Show all lines that include the string "frac"; copy each one.

[start of PROVIDED DATA]

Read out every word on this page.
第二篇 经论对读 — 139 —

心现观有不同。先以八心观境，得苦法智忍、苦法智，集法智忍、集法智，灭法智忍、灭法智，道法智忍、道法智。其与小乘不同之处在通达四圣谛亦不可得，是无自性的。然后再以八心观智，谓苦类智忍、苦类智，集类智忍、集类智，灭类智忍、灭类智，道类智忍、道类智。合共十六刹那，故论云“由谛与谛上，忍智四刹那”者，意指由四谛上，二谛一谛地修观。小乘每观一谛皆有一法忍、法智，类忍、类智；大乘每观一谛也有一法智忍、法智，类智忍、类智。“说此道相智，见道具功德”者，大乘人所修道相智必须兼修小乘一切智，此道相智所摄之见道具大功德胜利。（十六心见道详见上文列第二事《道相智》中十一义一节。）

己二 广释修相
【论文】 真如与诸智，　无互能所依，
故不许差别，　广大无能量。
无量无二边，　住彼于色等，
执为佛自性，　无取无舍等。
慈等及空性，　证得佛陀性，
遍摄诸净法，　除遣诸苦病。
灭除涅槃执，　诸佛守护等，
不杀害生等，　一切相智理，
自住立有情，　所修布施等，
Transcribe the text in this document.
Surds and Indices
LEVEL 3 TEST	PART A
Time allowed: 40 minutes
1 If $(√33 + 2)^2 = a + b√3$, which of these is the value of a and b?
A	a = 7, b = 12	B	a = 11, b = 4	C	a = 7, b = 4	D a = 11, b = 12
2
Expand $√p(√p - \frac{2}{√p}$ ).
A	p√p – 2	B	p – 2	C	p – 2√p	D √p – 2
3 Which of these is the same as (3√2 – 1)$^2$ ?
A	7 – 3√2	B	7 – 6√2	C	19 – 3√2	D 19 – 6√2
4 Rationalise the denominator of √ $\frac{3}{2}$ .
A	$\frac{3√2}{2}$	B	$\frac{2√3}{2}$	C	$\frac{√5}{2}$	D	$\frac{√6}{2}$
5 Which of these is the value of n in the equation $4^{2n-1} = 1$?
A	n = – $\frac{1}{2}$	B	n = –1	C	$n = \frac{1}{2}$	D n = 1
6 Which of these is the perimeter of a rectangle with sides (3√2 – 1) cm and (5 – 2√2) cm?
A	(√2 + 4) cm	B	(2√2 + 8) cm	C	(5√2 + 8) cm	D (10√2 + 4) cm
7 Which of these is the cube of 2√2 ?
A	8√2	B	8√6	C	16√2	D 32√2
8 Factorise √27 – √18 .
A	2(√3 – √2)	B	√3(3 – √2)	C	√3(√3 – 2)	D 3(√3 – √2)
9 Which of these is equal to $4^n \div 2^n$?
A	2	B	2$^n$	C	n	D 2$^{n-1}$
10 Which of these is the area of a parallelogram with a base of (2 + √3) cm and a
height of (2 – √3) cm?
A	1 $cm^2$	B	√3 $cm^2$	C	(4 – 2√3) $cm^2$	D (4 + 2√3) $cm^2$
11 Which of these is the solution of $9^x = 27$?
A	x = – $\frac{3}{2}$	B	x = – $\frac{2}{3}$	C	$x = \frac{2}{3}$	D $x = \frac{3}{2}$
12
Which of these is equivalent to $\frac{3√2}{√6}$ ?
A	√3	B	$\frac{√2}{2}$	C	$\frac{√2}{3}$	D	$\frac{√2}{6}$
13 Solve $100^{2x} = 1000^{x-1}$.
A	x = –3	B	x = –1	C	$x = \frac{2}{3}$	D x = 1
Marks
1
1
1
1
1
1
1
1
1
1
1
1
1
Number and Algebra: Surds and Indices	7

[end of PROVIDED DATA]

TASK SOLUTION:
Expand $√p(√p - \frac{2}{√p}$ ).
4 Rationalise the denominator of √ $\frac{3}{2}$ .
A	$\frac{3√2}{2}$	B	$\frac{2√3}{2}$	C	$\frac{√5}{2}$	D	$\frac{√6}{2}$
A	n = – $\frac{1}{2}$	B	n = –1	C	$n = \frac{1}{2}$	D n = 1
A	x = – $\frac{3}{2}$	B	x = – $\frac{2}{3}$	C	$x = \frac{2}{3}$	D $x = \frac{3}{2}$
Which of these is equivalent to $\frac{3√2}{√6}$ ?
A	√3	B	$\frac{√2}{2}$	C	$\frac{√2}{3}$	D	$\frac{√2}{6}$
A	x = –3	B	x = –1	C	$x = \frac{2}{3}$	D x = 1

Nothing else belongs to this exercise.